_Work required_
Extract each line of the records below that contains the word "mouse".

_Data supplied_
____________
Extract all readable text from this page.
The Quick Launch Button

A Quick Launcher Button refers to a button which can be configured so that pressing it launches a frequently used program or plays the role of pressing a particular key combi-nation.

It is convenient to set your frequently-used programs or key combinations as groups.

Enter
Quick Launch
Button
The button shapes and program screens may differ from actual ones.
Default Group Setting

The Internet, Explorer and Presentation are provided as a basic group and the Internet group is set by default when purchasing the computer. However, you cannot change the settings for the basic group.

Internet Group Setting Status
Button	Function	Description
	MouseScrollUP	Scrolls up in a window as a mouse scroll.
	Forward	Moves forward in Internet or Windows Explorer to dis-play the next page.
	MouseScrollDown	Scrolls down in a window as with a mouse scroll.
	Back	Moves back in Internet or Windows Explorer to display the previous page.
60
____________
_Result of the exercise_
	MouseScrollUP	Scrolls up in a window as a mouse scroll.
	MouseScrollDown	Scrolls down in a window as with a mouse scroll.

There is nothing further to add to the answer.